STATED GOAL:
Identify the lines that contain the string "يكون" and copy all of them.

RECORDS PROVIDED:
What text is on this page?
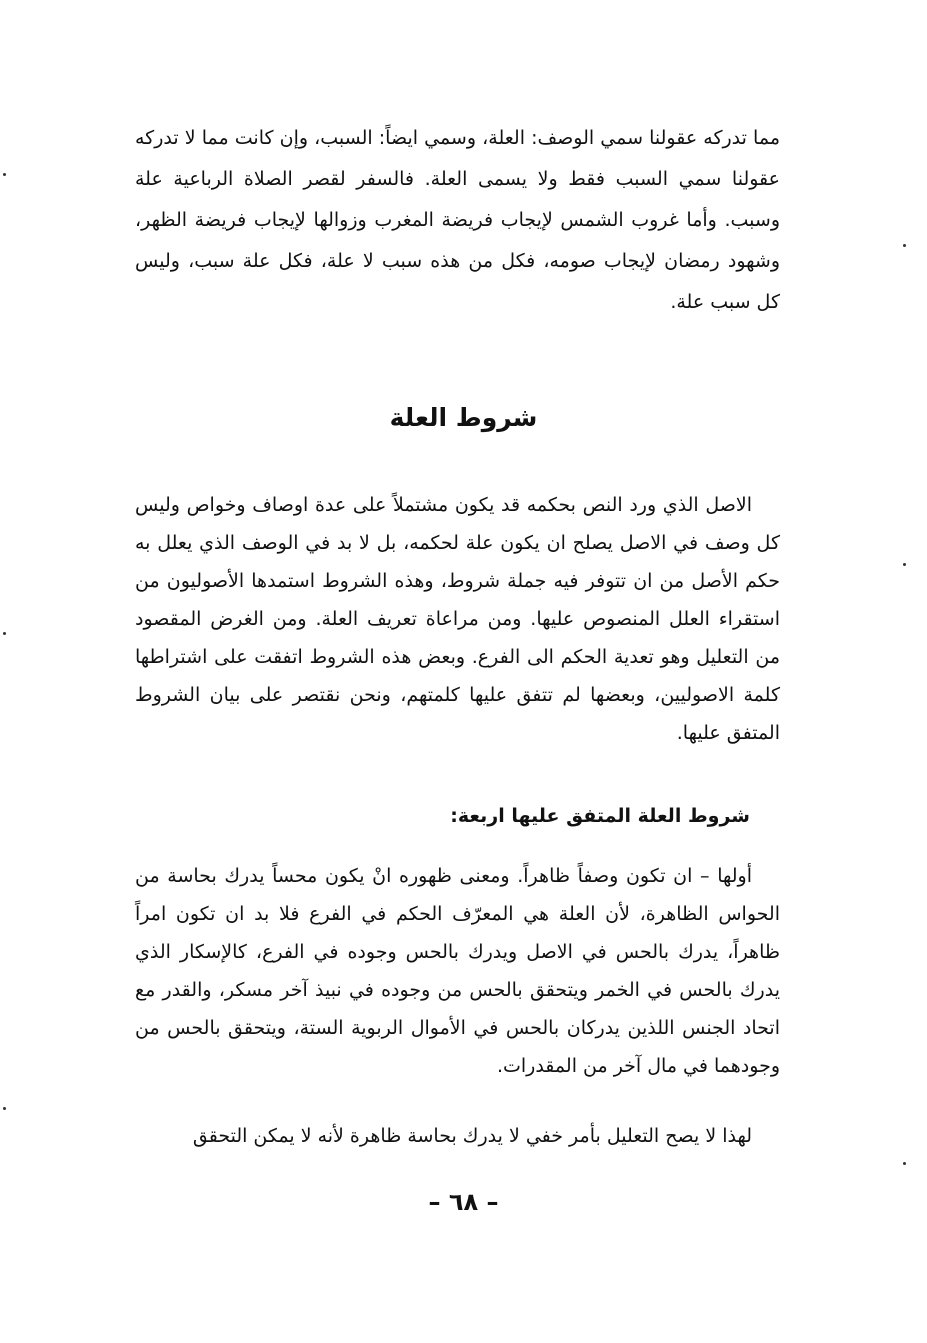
مما تدركه عقولنا سمي الوصف: العلة، وسمي ايضاً: السبب، وإن كانت مما لا تدركه عقولنا سمي السبب فقط ولا يسمى العلة. فالسفر لقصر الصلاة الرباعية علة وسبب. وأما غروب الشمس لإيجاب فريضة المغرب وزوالها لإيجاب فريضة الظهر، وشهود رمضان لإيجاب صومه، فكل من هذه سبب لا علة، فكل علة سبب، وليس كل سبب علة.

شروط العلة

الاصل الذي ورد النص بحكمه قد يكون مشتملاً على عدة اوصاف وخواص وليس كل وصف في الاصل يصلح ان يكون علة لحكمه، بل لا بد في الوصف الذي يعلل به حكم الأصل من ان تتوفر فيه جملة شروط، وهذه الشروط استمدها الأصوليون من استقراء العلل المنصوص عليها. ومن مراعاة تعريف العلة. ومن الغرض المقصود من التعليل وهو تعدية الحكم الى الفرع. وبعض هذه الشروط اتفقت على اشتراطها كلمة الاصوليين، وبعضها لم تتفق عليها كلمتهم، ونحن نقتصر على بيان الشروط المتفق عليها.

شروط العلة المتفق عليها اربعة:

أولها – ان تكون وصفاً ظاهراً. ومعنى ظهوره انْ يكون محساً يدرك بحاسة من الحواس الظاهرة، لأن العلة هي المعرّف الحكم في الفرع فلا بد ان تكون امراً ظاهراً، يدرك بالحس في الاصل ويدرك بالحس وجوده في الفرع، كالإسكار الذي يدرك بالحس في الخمر ويتحقق بالحس من وجوده في نبيذ آخر مسكر، والقدر مع اتحاد الجنس اللذين يدركان بالحس في الأموال الربوية الستة، ويتحقق بالحس من وجودهما في مال آخر من المقدرات.

لهذا لا يصح التعليل بأمر خفي لا يدرك بحاسة ظاهرة لأنه لا يمكن التحقق

– ٦٨ –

TASK ANSWER:
الاصل الذي ورد النص بحكمه قد يكون مشتملاً على عدة اوصاف وخواص وليس كل وصف في الاصل يصلح ان يكون علة لحكمه، بل لا بد في الوصف الذي يعلل به حكم الأصل من ان تتوفر فيه جملة شروط، وهذه الشروط استمدها الأصوليون من استقراء العلل المنصوص عليها. ومن مراعاة تعريف العلة. ومن الغرض المقصود من التعليل وهو تعدية الحكم الى الفرع. وبعض هذه الشروط اتفقت على اشتراطها كلمة الاصوليين، وبعضها لم تتفق عليها كلمتهم، ونحن نقتصر على بيان الشروط المتفق عليها.
أولها – ان تكون وصفاً ظاهراً. ومعنى ظهوره انْ يكون محساً يدرك بحاسة من الحواس الظاهرة، لأن العلة هي المعرّف الحكم في الفرع فلا بد ان تكون امراً ظاهراً، يدرك بالحس في الاصل ويدرك بالحس وجوده في الفرع، كالإسكار الذي يدرك بالحس في الخمر ويتحقق بالحس من وجوده في نبيذ آخر مسكر، والقدر مع اتحاد الجنس اللذين يدركان بالحس في الأموال الربوية الستة، ويتحقق بالحس من وجودهما في مال آخر من المقدرات.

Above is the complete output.